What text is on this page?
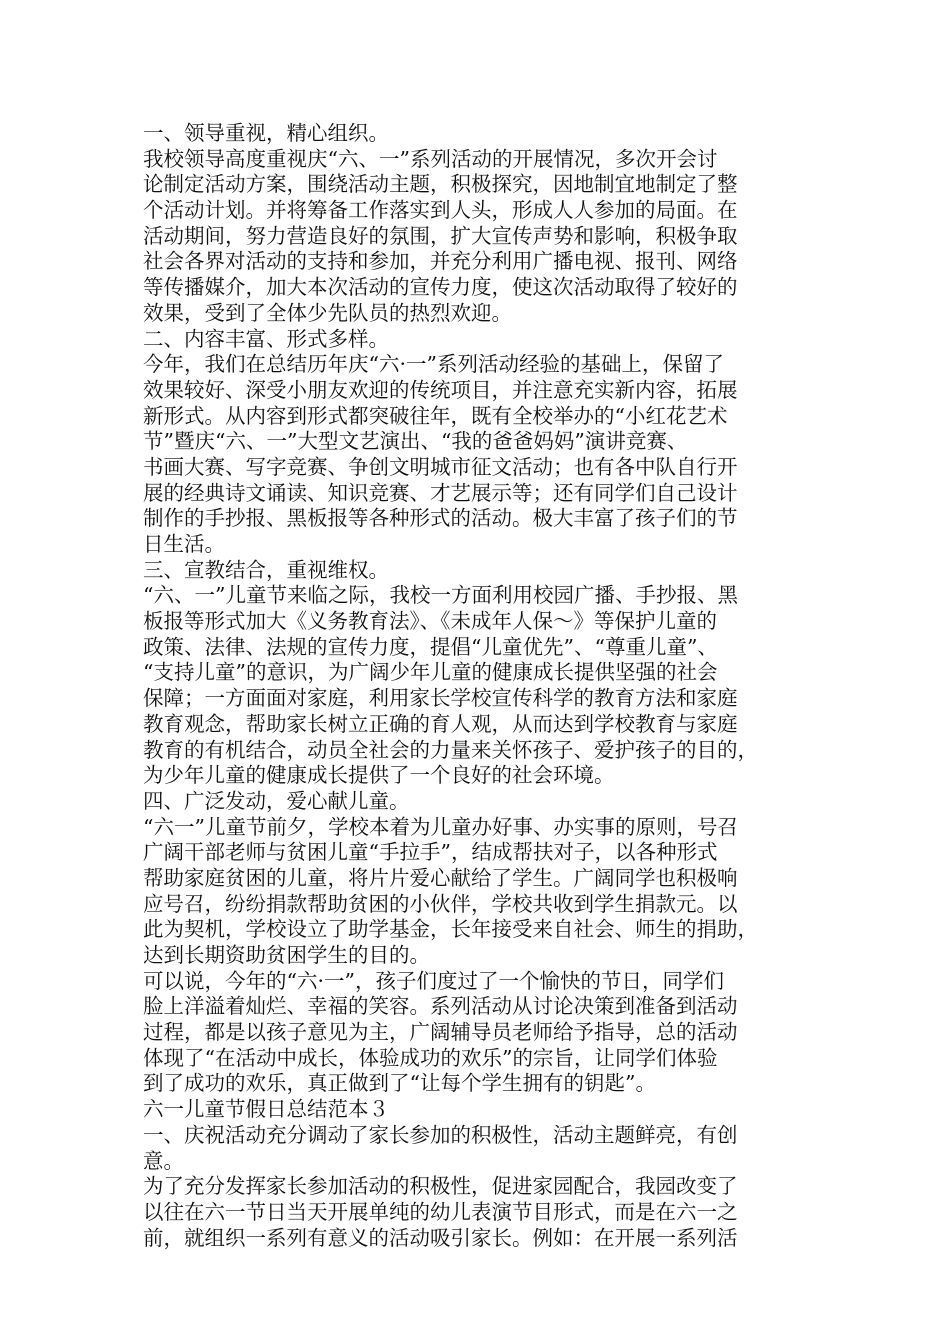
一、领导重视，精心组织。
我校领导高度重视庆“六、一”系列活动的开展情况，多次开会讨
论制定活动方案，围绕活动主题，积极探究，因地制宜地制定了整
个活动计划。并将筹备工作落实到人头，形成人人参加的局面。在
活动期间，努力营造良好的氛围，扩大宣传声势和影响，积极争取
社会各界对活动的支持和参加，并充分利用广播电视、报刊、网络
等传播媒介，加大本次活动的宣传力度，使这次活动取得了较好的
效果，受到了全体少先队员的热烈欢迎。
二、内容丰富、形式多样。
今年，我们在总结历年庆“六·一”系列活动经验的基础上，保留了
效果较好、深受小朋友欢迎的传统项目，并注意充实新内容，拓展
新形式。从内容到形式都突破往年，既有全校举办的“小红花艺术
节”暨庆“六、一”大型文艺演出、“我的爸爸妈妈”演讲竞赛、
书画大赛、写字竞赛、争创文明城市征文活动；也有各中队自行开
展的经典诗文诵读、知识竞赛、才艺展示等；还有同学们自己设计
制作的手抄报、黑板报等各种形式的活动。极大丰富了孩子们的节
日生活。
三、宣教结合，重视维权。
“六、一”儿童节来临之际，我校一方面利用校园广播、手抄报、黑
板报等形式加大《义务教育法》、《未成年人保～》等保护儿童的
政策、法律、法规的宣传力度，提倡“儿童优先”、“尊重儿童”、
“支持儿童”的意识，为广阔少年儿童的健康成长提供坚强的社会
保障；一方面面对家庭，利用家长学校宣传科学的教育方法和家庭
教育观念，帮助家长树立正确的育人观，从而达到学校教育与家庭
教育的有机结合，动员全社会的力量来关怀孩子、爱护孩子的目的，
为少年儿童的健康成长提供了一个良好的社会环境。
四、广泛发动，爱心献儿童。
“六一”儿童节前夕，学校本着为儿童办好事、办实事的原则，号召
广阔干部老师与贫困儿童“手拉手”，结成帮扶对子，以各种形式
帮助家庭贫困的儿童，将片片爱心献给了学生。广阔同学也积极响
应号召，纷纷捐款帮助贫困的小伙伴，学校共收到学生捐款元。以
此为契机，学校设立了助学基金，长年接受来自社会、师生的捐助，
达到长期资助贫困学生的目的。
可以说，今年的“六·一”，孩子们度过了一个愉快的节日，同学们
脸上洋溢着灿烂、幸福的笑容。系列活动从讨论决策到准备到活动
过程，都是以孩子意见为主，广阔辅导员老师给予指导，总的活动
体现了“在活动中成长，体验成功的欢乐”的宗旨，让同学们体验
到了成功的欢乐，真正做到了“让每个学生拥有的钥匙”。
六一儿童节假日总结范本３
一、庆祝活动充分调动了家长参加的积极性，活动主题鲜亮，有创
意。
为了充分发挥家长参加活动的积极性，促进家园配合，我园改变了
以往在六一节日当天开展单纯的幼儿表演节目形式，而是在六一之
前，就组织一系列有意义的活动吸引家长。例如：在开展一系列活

# # # # # # #

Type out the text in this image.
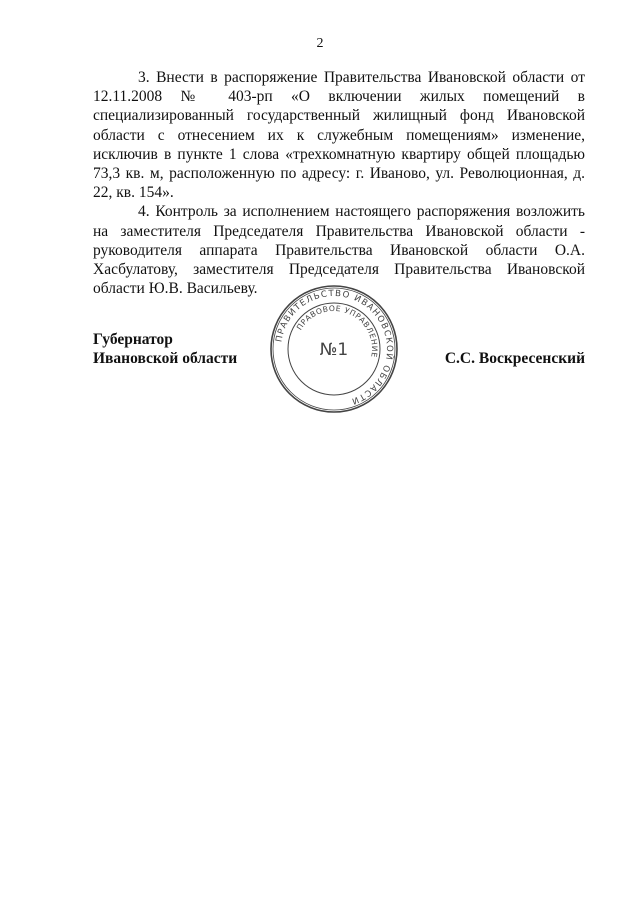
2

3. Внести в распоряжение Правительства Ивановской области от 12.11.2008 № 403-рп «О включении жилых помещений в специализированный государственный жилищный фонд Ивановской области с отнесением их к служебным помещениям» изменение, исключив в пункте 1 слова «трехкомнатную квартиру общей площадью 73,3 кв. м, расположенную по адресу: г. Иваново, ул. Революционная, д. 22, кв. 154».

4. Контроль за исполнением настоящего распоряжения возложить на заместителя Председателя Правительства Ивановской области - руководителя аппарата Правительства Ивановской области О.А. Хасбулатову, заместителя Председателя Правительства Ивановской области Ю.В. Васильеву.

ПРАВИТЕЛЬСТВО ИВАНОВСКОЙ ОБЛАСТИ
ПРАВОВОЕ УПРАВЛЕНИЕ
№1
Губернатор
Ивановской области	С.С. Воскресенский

# # # # # # #

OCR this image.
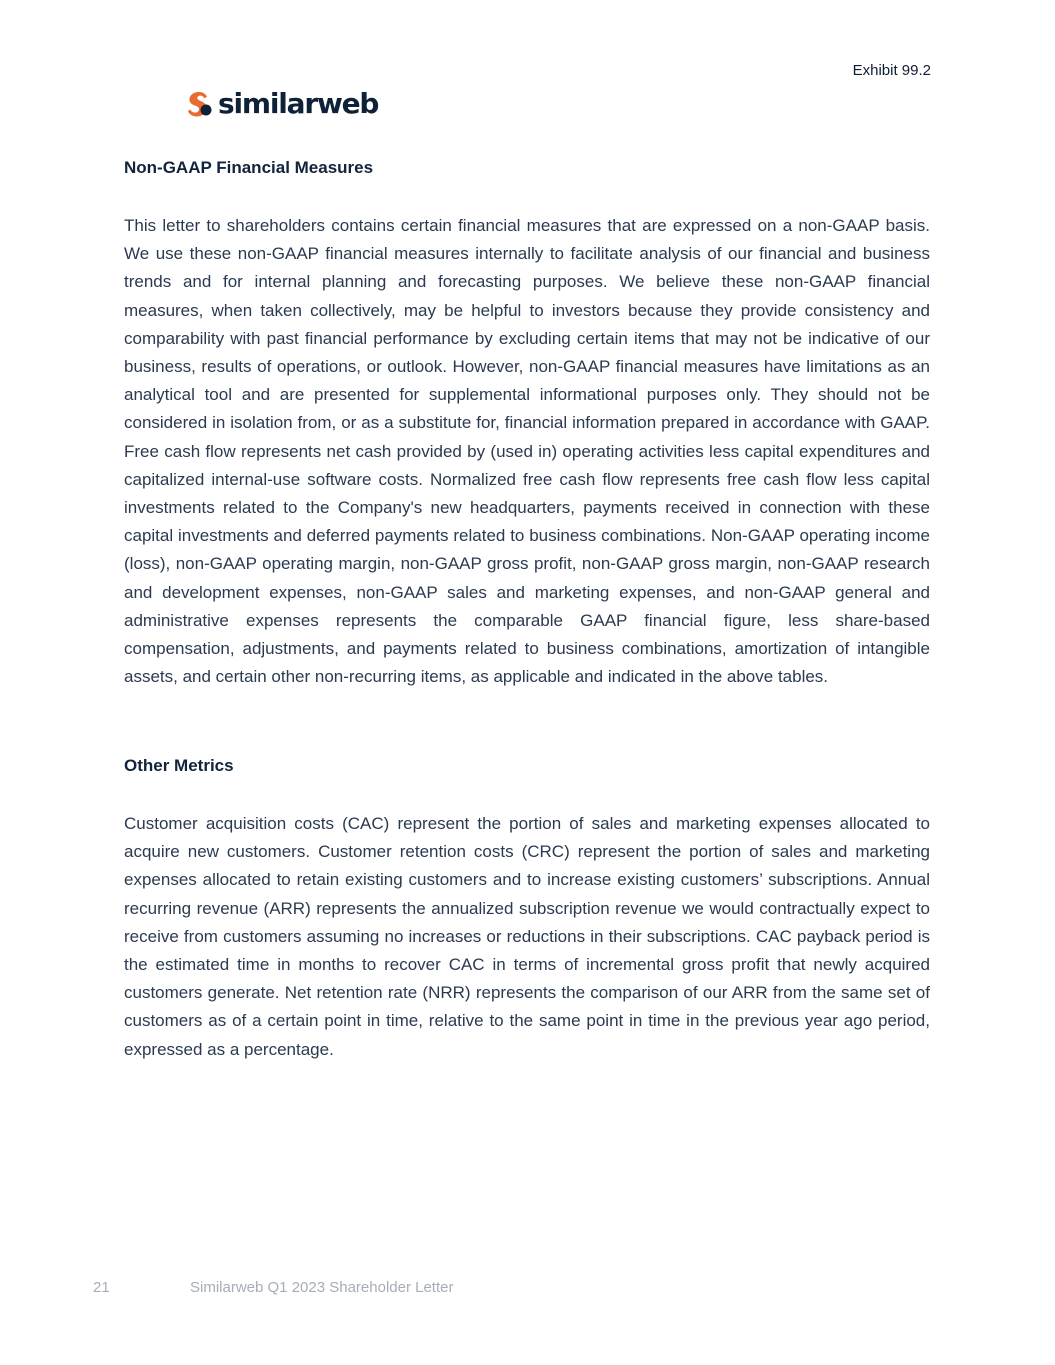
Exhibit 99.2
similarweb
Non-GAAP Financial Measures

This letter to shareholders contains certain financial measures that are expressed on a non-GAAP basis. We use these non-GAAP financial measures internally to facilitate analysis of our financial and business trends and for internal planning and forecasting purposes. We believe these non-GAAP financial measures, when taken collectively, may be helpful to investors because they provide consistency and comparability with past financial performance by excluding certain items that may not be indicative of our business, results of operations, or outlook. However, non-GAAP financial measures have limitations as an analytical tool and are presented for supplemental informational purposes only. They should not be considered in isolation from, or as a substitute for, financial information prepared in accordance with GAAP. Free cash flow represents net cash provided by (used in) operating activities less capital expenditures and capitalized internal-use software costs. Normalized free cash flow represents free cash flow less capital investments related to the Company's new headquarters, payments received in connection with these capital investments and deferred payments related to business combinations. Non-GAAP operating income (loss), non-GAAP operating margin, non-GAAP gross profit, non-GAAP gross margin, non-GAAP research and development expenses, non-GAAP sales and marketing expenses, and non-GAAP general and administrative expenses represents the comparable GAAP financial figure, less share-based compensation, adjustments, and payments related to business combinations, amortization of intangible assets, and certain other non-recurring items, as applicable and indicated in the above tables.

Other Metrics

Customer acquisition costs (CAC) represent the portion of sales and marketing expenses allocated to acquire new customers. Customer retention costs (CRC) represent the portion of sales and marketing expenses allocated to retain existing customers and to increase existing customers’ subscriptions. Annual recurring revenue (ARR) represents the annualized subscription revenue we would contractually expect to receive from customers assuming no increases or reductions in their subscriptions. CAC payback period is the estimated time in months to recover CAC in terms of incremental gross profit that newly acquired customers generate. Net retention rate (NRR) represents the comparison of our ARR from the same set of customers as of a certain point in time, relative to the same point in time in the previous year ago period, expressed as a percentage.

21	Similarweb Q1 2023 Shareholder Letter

# # # # # # #

• **INSTRUCTION**
Locate the word "text" in the data above. Copy every line carrying it.

• **FULL ANSWER**
What text is on this page?
Type out the text in this image.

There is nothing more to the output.